§ Written request: Write out the entire listing below exactly as it appears, minus any pictures.

§ Records provided:
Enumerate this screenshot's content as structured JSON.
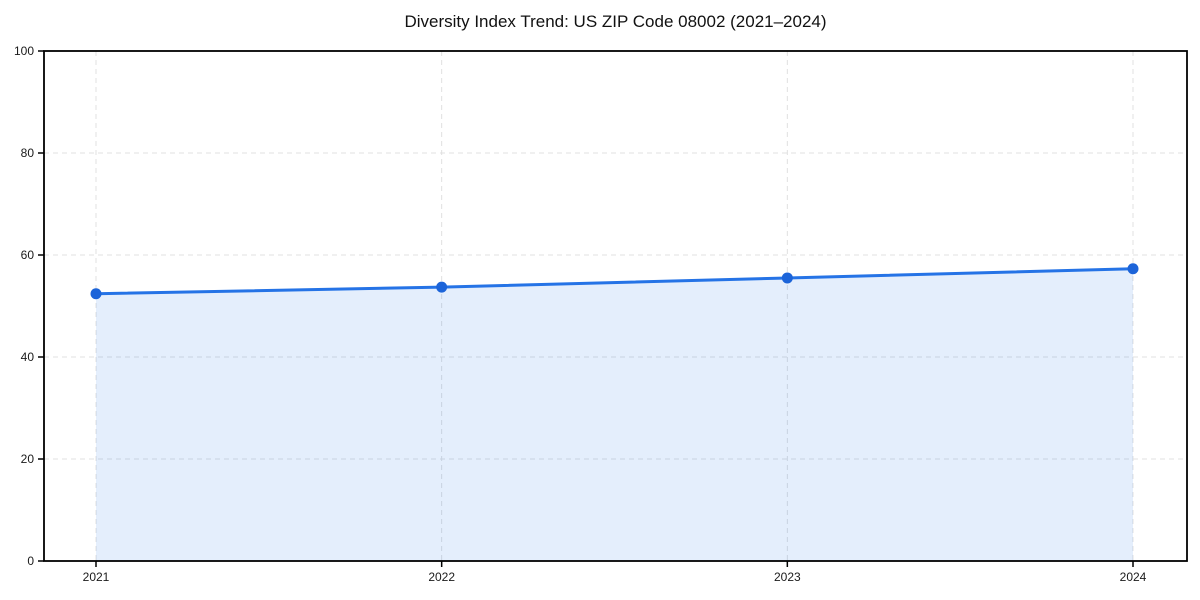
{
  "chart_data": {
    "type": "line",
    "title": "Diversity Index Trend: US ZIP Code 08002 (2021–2024)",
    "categories": [
      "2021",
      "2022",
      "2023",
      "2024"
    ],
    "series": [
      {
        "name": "Diversity Index",
        "values": [
          52.4,
          53.7,
          55.5,
          57.3
        ]
      }
    ],
    "xlabel": "",
    "ylabel": "",
    "ylim": [
      0,
      100
    ],
    "yticks": [
      0,
      20,
      40,
      60,
      80,
      100
    ],
    "grid": true,
    "grid_style": "dashed",
    "legend": false,
    "area_fill": true,
    "colors": {
      "line": "#2573e6",
      "marker": "#1c64d9",
      "fill": "#2573e6",
      "fill_opacity": 0.12,
      "grid": "#e0e0e0",
      "axis": "#000000",
      "tick_label": "#1a1a1a",
      "title": "#111111",
      "background": "#ffffff"
    }
  }
}
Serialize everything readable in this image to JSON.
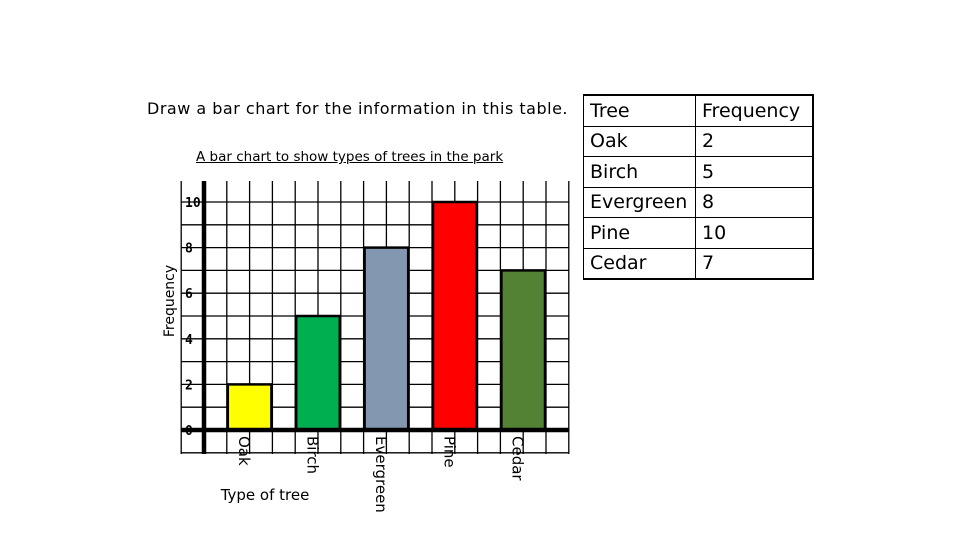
{
  "instruction": "Draw a bar chart for the information in this table.",
  "table": {
    "headers": [
      "Tree",
      "Frequency"
    ],
    "rows": [
      [
        "Oak",
        "2"
      ],
      [
        "Birch",
        "5"
      ],
      [
        "Evergreen",
        "8"
      ],
      [
        "Pine",
        "10"
      ],
      [
        "Cedar",
        "7"
      ]
    ]
  },
  "chart_data": {
    "type": "bar",
    "title": "A bar chart to show types of trees in the park",
    "xlabel": "Type of tree",
    "ylabel": "Frequency",
    "categories": [
      "Oak",
      "Birch",
      "Evergreen",
      "Pine",
      "Cedar"
    ],
    "values": [
      2,
      5,
      8,
      10,
      7
    ],
    "bar_colors": [
      "#ffff00",
      "#00b050",
      "#8497b0",
      "#ff0000",
      "#548235"
    ],
    "ylim": [
      0,
      10
    ],
    "yticks": [
      0,
      2,
      4,
      6,
      8,
      10
    ],
    "grid": true
  }
}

§ Result:
Enumerate this screenshot's content as structured JSON.
{
  "chart_data": {
    "type": "line",
    "title": "Diversity Index Trend: US ZIP Code 08002 (2021–2024)",
    "categories": [
      "2021",
      "2022",
      "2023",
      "2024"
    ],
    "series": [
      {
        "name": "Diversity Index",
        "values": [
          52.4,
          53.7,
          55.5,
          57.3
        ]
      }
    ],
    "xlabel": "",
    "ylabel": "",
    "ylim": [
      0,
      100
    ],
    "yticks": [
      0,
      20,
      40,
      60,
      80,
      100
    ],
    "grid": true,
    "grid_style": "dashed",
    "legend": false,
    "area_fill": true,
    "colors": {
      "line": "#2573e6",
      "marker": "#1c64d9",
      "fill": "#2573e6",
      "fill_opacity": 0.12,
      "grid": "#e0e0e0",
      "axis": "#000000",
      "tick_label": "#1a1a1a",
      "title": "#111111",
      "background": "#ffffff"
    }
  }
}
Serialize everything readable in this image to JSON.
{
  "instruction": "Draw a bar chart for the information in this table.",
  "table": {
    "headers": [
      "Tree",
      "Frequency"
    ],
    "rows": [
      [
        "Oak",
        "2"
      ],
      [
        "Birch",
        "5"
      ],
      [
        "Evergreen",
        "8"
      ],
      [
        "Pine",
        "10"
      ],
      [
        "Cedar",
        "7"
      ]
    ]
  },
  "chart_data": {
    "type": "bar",
    "title": "A bar chart to show types of trees in the park",
    "xlabel": "Type of tree",
    "ylabel": "Frequency",
    "categories": [
      "Oak",
      "Birch",
      "Evergreen",
      "Pine",
      "Cedar"
    ],
    "values": [
      2,
      5,
      8,
      10,
      7
    ],
    "bar_colors": [
      "#ffff00",
      "#00b050",
      "#8497b0",
      "#ff0000",
      "#548235"
    ],
    "ylim": [
      0,
      10
    ],
    "yticks": [
      0,
      2,
      4,
      6,
      8,
      10
    ],
    "grid": true
  }
}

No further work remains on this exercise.